Objective -
Go through the material below and copy each line where the word "general" appears.

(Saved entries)
-*-
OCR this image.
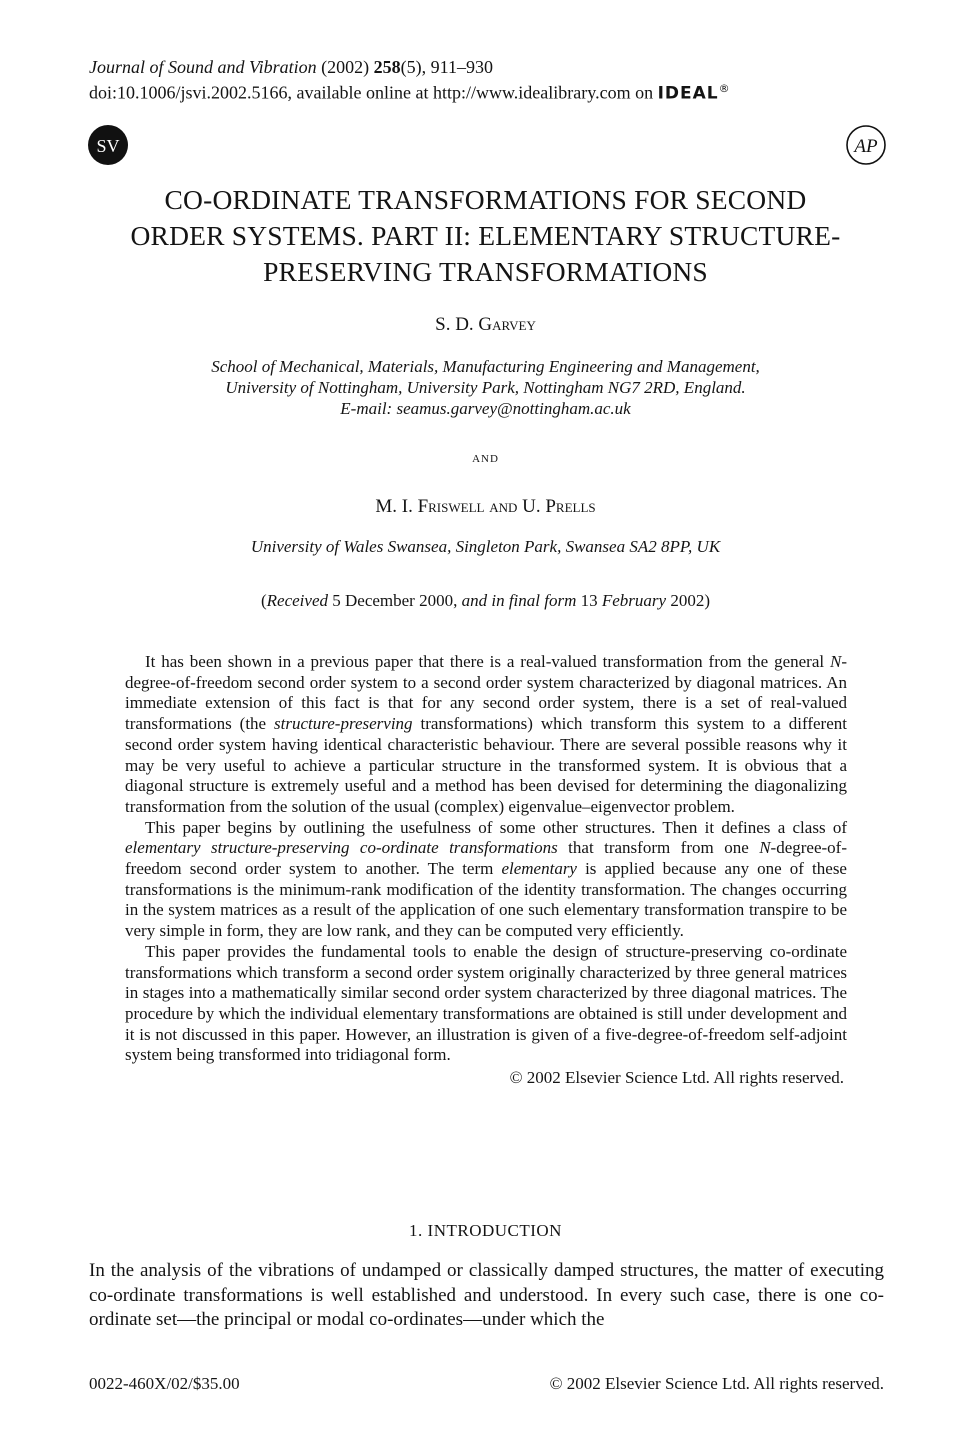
Journal of Sound and Vibration (2002) 258(5), 911–930
doi:10.1006/jsvi.2002.5166, available online at http://www.idealibrary.com on IDEAL®
SV	AP
CO-ORDINATE TRANSFORMATIONS FOR SECOND
ORDER SYSTEMS. PART II: ELEMENTARY STRUCTURE-
PRESERVING TRANSFORMATIONS
S. D. Garvey
School of Mechanical, Materials, Manufacturing Engineering and Management,
University of Nottingham, University Park, Nottingham NG7 2RD, England.
E-mail: seamus.garvey@nottingham.ac.uk
and
M. I. Friswell and U. Prells
University of Wales Swansea, Singleton Park, Swansea SA2 8PP, UK
(Received 5 December 2000, and in final form 13 February 2002)

It has been shown in a previous paper that there is a real-valued transformation from the general N-degree-of-freedom second order system to a second order system characterized by diagonal matrices. An immediate extension of this fact is that for any second order system, there is a set of real-valued transformations (the structure-preserving transformations) which transform this system to a different second order system having identical characteristic behaviour. There are several possible reasons why it may be very useful to achieve a particular structure in the transformed system. It is obvious that a diagonal structure is extremely useful and a method has been devised for determining the diagonalizing transformation from the solution of the usual (complex) eigenvalue–eigenvector problem.

This paper begins by outlining the usefulness of some other structures. Then it defines a class of elementary structure-preserving co-ordinate transformations that transform from one N-degree-of-freedom second order system to another. The term elementary is applied because any one of these transformations is the minimum-rank modification of the identity transformation. The changes occurring in the system matrices as a result of the application of one such elementary transformation transpire to be very simple in form, they are low rank, and they can be computed very efficiently.

This paper provides the fundamental tools to enable the design of structure-preserving co-ordinate transformations which transform a second order system originally characterized by three general matrices in stages into a mathematically similar second order system characterized by three diagonal matrices. The procedure by which the individual elementary transformations are obtained is still under development and it is not discussed in this paper. However, an illustration is given of a five-degree-of-freedom self-adjoint system being transformed into tridiagonal form.

© 2002 Elsevier Science Ltd. All rights reserved.
1. INTRODUCTION
In the analysis of the vibrations of undamped or classically damped structures, the matter of executing co-ordinate transformations is well established and understood. In every such case, there is one co-ordinate set—the principal or modal co-ordinates—under which the
0022-460X/02/$35.00	© 2002 Elsevier Science Ltd. All rights reserved.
-*-
Result of the exercise -
It has been shown in a previous paper that there is a real-valued transformation from the general N-degree-of-freedom second order system to a second order system characterized by diagonal matrices. An immediate extension of this fact is that for any second order system, there is a set of real-valued transformations (the structure-preserving transformations) which transform this system to a different second order system having identical characteristic behaviour. There are several possible reasons why it may be very useful to achieve a particular structure in the transformed system. It is obvious that a diagonal structure is extremely useful and a method has been devised for determining the diagonalizing transformation from the solution of the usual (complex) eigenvalue–eigenvector problem.
This paper provides the fundamental tools to enable the design of structure-preserving co-ordinate transformations which transform a second order system originally characterized by three general matrices in stages into a mathematically similar second order system characterized by three diagonal matrices. The procedure by which the individual elementary transformations are obtained is still under development and it is not discussed in this paper. However, an illustration is given of a five-degree-of-freedom self-adjoint system being transformed into tridiagonal form.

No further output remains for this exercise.